- Input for this task -

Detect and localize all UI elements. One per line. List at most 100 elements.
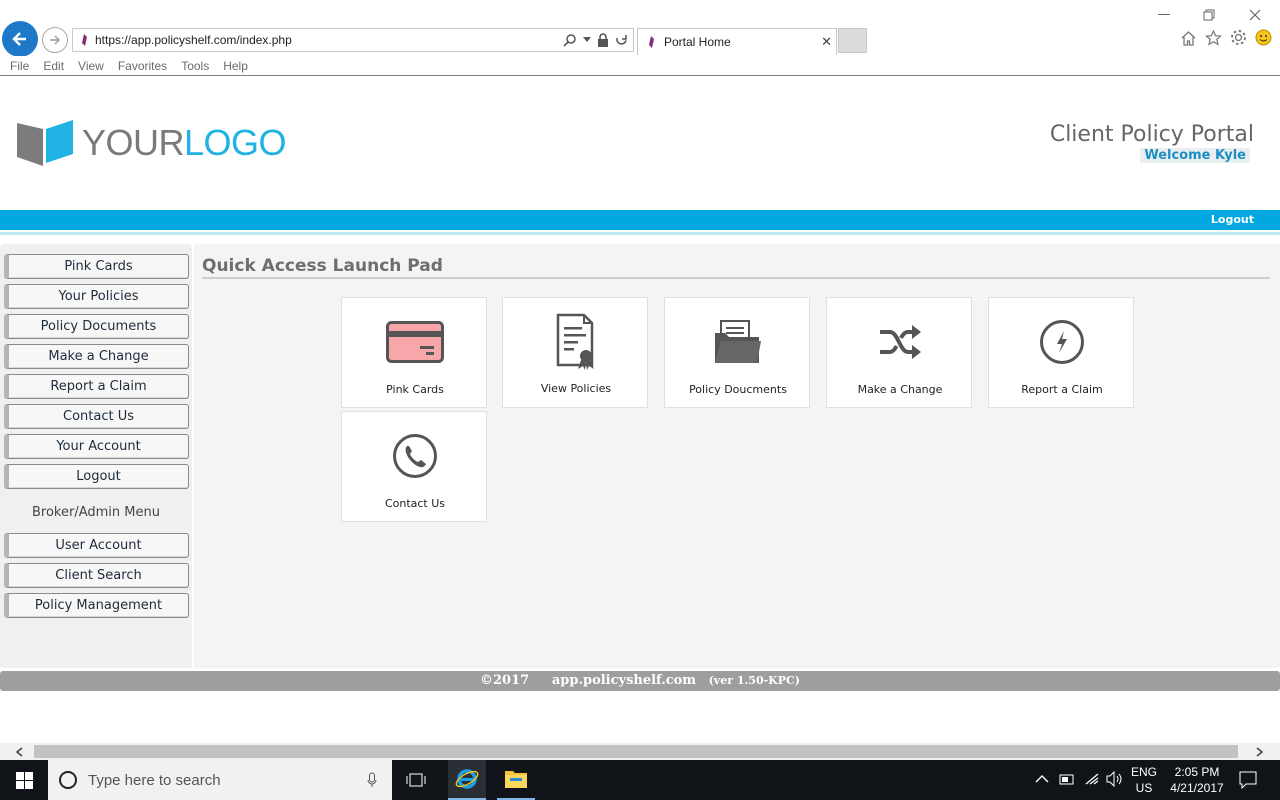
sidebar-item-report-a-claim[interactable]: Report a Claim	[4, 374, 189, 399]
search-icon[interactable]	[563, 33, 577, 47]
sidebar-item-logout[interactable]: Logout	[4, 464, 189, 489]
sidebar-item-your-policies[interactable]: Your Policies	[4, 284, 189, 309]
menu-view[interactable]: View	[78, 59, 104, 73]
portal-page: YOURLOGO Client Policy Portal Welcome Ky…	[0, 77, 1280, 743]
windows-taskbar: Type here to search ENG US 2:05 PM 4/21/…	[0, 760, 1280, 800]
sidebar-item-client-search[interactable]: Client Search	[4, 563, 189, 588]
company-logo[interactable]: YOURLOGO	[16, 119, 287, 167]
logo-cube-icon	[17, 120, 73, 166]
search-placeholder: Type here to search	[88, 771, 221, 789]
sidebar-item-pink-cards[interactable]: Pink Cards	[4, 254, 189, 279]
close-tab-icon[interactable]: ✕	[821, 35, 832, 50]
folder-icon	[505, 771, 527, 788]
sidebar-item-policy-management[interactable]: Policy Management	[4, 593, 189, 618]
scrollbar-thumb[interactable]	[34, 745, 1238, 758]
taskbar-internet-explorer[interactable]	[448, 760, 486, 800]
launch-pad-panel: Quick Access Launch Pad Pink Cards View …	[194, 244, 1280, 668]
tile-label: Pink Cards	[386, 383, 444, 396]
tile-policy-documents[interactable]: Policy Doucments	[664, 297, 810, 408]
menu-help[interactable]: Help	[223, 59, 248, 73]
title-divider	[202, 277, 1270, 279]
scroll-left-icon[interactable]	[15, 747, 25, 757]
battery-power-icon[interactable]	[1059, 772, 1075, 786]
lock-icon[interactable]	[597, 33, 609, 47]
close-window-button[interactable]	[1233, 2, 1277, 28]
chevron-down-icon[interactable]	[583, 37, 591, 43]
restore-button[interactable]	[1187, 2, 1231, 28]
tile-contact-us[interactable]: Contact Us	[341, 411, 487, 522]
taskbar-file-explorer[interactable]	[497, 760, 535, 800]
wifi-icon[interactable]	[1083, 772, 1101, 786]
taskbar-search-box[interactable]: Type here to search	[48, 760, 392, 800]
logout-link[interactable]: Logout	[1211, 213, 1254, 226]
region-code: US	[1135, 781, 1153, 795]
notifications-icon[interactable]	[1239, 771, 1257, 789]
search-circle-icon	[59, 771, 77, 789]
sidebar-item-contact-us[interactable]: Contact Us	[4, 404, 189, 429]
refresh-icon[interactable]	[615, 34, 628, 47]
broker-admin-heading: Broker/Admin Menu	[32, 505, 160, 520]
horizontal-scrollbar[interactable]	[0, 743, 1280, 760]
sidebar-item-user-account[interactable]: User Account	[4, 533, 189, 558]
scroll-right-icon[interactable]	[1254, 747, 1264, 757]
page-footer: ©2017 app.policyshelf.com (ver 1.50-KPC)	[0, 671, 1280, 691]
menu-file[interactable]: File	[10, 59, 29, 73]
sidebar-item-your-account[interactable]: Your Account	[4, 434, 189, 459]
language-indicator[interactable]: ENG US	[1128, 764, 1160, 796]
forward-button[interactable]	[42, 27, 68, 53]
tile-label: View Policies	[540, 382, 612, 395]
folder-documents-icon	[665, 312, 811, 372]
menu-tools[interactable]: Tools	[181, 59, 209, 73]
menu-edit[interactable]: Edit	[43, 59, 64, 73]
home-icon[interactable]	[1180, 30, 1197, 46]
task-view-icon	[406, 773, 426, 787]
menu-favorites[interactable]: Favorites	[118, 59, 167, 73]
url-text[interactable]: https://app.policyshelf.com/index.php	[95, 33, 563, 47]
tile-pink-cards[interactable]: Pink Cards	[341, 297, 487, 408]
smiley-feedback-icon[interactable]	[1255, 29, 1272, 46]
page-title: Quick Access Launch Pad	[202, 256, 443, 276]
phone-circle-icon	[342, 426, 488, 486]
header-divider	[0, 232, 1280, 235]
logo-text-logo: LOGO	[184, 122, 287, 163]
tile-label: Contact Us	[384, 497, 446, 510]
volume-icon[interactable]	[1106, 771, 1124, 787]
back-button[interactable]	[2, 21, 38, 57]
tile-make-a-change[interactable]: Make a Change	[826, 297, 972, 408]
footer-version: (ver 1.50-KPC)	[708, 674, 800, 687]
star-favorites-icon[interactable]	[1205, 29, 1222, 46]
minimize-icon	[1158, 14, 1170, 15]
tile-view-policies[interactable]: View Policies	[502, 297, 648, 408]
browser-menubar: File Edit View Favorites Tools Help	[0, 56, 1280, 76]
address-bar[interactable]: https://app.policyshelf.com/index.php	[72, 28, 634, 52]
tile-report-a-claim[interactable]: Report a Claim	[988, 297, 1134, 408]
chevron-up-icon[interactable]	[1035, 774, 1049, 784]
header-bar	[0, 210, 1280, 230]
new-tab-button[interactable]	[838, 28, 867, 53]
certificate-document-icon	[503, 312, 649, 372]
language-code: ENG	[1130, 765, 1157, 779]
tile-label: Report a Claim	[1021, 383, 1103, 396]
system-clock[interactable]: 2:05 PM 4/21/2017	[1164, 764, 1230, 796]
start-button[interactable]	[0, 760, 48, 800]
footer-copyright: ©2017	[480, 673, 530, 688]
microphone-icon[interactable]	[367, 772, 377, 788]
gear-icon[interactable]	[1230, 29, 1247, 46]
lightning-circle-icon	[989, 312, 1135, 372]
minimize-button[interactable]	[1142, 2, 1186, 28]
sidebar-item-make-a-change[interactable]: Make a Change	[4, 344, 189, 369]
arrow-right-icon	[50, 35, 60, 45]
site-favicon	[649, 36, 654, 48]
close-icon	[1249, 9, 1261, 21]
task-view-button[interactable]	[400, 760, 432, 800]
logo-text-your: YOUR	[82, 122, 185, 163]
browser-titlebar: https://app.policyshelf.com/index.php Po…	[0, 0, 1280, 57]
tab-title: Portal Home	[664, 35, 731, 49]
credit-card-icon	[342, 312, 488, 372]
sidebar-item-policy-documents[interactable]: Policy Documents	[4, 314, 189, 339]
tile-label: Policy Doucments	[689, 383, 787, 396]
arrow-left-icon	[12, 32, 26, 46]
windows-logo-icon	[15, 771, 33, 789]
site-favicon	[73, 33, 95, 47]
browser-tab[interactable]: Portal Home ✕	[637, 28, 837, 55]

==

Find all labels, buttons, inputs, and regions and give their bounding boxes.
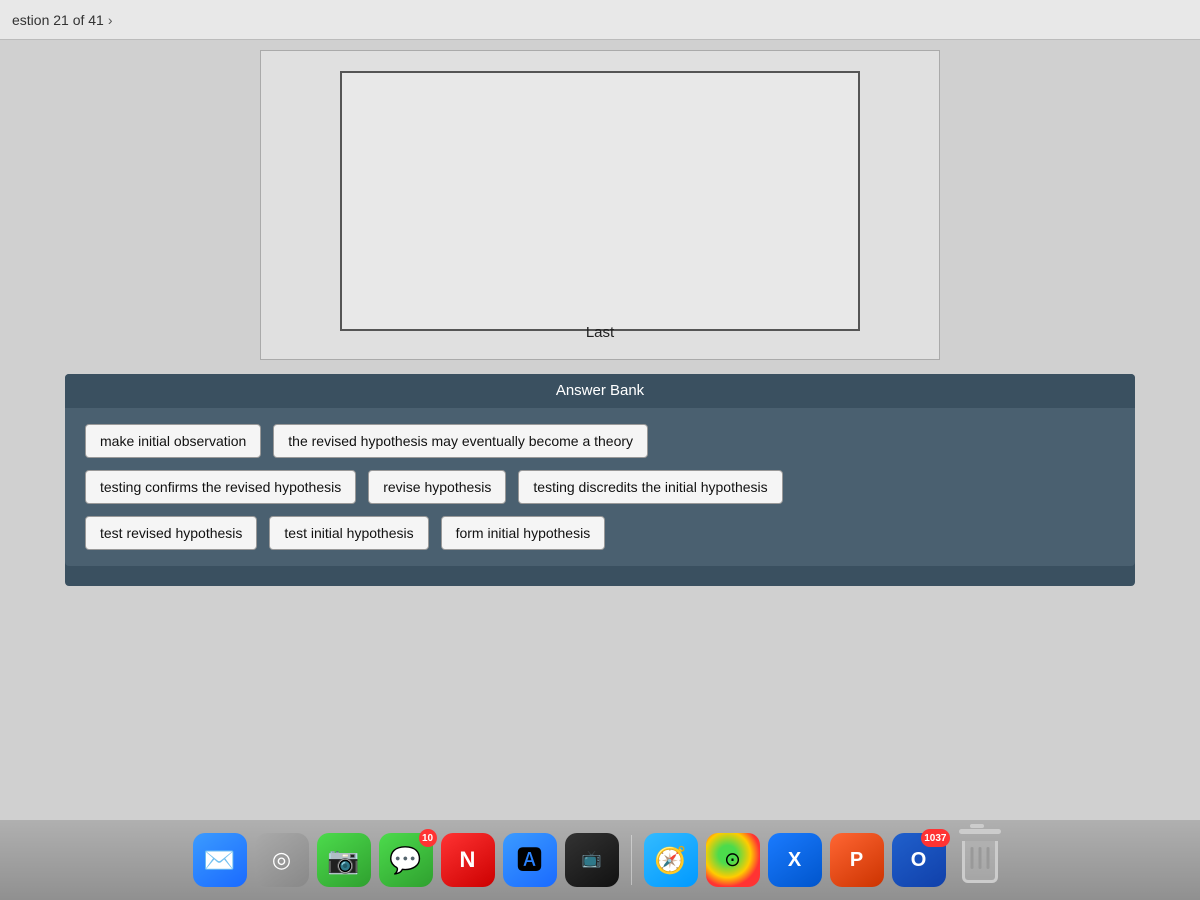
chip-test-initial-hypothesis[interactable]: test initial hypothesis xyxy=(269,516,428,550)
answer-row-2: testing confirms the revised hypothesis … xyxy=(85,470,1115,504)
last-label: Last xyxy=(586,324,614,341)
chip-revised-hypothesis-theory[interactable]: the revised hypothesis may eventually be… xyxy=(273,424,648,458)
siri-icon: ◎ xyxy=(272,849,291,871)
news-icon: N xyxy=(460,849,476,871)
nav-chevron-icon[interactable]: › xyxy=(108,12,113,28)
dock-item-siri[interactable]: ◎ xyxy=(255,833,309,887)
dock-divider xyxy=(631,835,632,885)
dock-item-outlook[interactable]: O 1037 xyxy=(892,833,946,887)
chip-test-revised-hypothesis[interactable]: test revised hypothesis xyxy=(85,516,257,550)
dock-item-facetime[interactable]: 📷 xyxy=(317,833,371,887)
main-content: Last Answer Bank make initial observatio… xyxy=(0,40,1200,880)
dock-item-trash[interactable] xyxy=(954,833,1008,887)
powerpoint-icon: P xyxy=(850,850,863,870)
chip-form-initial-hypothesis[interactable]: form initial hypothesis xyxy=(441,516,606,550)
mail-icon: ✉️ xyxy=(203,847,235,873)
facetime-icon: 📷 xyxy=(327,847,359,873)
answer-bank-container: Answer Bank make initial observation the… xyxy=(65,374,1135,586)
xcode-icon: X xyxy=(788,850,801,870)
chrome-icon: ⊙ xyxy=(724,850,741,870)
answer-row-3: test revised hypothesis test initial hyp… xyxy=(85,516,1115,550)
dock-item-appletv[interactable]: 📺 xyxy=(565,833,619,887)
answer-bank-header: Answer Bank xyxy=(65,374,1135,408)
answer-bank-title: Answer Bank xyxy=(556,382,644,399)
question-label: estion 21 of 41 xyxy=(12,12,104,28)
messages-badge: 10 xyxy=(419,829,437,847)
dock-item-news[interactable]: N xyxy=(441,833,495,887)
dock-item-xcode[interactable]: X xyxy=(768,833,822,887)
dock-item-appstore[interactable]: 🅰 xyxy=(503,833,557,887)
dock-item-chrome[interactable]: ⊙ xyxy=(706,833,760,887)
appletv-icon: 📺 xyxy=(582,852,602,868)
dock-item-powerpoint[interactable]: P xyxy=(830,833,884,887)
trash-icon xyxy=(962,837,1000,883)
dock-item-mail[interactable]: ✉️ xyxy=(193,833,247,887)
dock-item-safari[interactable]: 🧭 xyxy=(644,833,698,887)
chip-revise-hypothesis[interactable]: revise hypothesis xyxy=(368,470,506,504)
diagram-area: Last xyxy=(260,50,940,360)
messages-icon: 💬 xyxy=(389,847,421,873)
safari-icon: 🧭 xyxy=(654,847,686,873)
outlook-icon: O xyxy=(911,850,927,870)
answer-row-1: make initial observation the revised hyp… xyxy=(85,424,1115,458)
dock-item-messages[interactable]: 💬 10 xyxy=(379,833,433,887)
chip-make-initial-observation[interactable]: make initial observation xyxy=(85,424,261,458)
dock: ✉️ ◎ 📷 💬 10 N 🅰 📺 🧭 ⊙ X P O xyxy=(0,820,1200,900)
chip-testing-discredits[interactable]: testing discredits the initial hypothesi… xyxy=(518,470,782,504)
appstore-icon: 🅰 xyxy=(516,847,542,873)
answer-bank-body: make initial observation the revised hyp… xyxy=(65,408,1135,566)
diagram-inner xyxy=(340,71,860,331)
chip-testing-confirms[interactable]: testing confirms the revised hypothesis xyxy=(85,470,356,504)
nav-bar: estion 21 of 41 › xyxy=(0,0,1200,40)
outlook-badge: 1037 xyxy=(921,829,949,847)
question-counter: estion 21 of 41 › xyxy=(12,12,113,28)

- Set problem -
Reproduce, unchanged, the stretch of the listing that begins with the line containing "chip-test-initial-hypothesis[interactable]: test initial" and ends with the line containing "chip-revised-hypothesis-theory[interactable]: the revised", including both of those lines.

- Result -
chip-test-initial-hypothesis[interactable]: test initial hypothesis xyxy=(269,516,428,550)
answer-row-2: testing confirms the revised hypothesis … xyxy=(85,470,1115,504)
last-label: Last xyxy=(586,324,614,341)
chip-revised-hypothesis-theory[interactable]: the revised hypothesis may eventually be… xyxy=(273,424,648,458)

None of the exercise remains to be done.